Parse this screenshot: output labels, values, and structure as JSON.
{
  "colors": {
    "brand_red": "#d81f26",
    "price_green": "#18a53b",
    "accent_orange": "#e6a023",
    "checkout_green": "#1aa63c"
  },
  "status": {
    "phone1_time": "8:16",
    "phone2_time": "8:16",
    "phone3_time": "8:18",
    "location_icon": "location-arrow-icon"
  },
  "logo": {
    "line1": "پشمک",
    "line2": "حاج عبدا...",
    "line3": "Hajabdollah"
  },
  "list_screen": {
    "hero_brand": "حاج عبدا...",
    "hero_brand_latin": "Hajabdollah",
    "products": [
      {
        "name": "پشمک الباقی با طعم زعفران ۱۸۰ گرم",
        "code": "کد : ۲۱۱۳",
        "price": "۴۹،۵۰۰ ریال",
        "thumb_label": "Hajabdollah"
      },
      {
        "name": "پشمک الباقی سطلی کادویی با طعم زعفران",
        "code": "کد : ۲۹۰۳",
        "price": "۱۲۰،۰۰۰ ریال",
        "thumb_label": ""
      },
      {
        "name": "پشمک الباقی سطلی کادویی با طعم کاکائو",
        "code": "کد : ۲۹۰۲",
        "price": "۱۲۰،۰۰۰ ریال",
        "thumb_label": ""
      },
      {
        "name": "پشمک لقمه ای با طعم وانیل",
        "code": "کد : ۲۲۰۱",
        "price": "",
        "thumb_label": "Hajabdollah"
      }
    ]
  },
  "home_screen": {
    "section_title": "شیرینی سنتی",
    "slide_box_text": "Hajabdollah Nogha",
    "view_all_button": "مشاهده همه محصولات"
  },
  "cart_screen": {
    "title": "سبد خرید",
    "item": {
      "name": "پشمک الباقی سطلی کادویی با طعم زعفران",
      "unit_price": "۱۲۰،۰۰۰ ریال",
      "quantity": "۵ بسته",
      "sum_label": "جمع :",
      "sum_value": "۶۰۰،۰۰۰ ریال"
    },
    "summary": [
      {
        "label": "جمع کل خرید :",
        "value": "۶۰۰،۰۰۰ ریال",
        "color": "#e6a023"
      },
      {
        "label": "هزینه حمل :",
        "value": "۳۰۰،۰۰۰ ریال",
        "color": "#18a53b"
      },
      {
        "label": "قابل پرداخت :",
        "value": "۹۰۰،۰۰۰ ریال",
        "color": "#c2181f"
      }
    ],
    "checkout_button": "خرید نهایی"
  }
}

★ ★ ★ ★

» **WORK TO BE COMPLETED**
Please quote the data above in full, with no line missing.

» **SOLUTION TO THE PROBLEM**
Parse this screenshot: output labels, values, and structure as JSON.
{
  "colors": {
    "brand_red": "#d81f26",
    "price_green": "#18a53b",
    "accent_orange": "#e6a023",
    "checkout_green": "#1aa63c"
  },
  "status": {
    "phone1_time": "8:16",
    "phone2_time": "8:16",
    "phone3_time": "8:18",
    "location_icon": "location-arrow-icon"
  },
  "logo": {
    "line1": "پشمک",
    "line2": "حاج عبدا...",
    "line3": "Hajabdollah"
  },
  "list_screen": {
    "hero_brand": "حاج عبدا...",
    "hero_brand_latin": "Hajabdollah",
    "products": [
      {
        "name": "پشمک الباقی با طعم زعفران ۱۸۰ گرم",
        "code": "کد : ۲۱۱۳",
        "price": "۴۹،۵۰۰ ریال",
        "thumb_label": "Hajabdollah"
      },
      {
        "name": "پشمک الباقی سطلی کادویی با طعم زعفران",
        "code": "کد : ۲۹۰۳",
        "price": "۱۲۰،۰۰۰ ریال",
        "thumb_label": ""
      },
      {
        "name": "پشمک الباقی سطلی کادویی با طعم کاکائو",
        "code": "کد : ۲۹۰۲",
        "price": "۱۲۰،۰۰۰ ریال",
        "thumb_label": ""
      },
      {
        "name": "پشمک لقمه ای با طعم وانیل",
        "code": "کد : ۲۲۰۱",
        "price": "",
        "thumb_label": "Hajabdollah"
      }
    ]
  },
  "home_screen": {
    "section_title": "شیرینی سنتی",
    "slide_box_text": "Hajabdollah Nogha",
    "view_all_button": "مشاهده همه محصولات"
  },
  "cart_screen": {
    "title": "سبد خرید",
    "item": {
      "name": "پشمک الباقی سطلی کادویی با طعم زعفران",
      "unit_price": "۱۲۰،۰۰۰ ریال",
      "quantity": "۵ بسته",
      "sum_label": "جمع :",
      "sum_value": "۶۰۰،۰۰۰ ریال"
    },
    "summary": [
      {
        "label": "جمع کل خرید :",
        "value": "۶۰۰،۰۰۰ ریال",
        "color": "#e6a023"
      },
      {
        "label": "هزینه حمل :",
        "value": "۳۰۰،۰۰۰ ریال",
        "color": "#18a53b"
      },
      {
        "label": "قابل پرداخت :",
        "value": "۹۰۰،۰۰۰ ریال",
        "color": "#c2181f"
      }
    ],
    "checkout_button": "خرید نهایی"
  }
}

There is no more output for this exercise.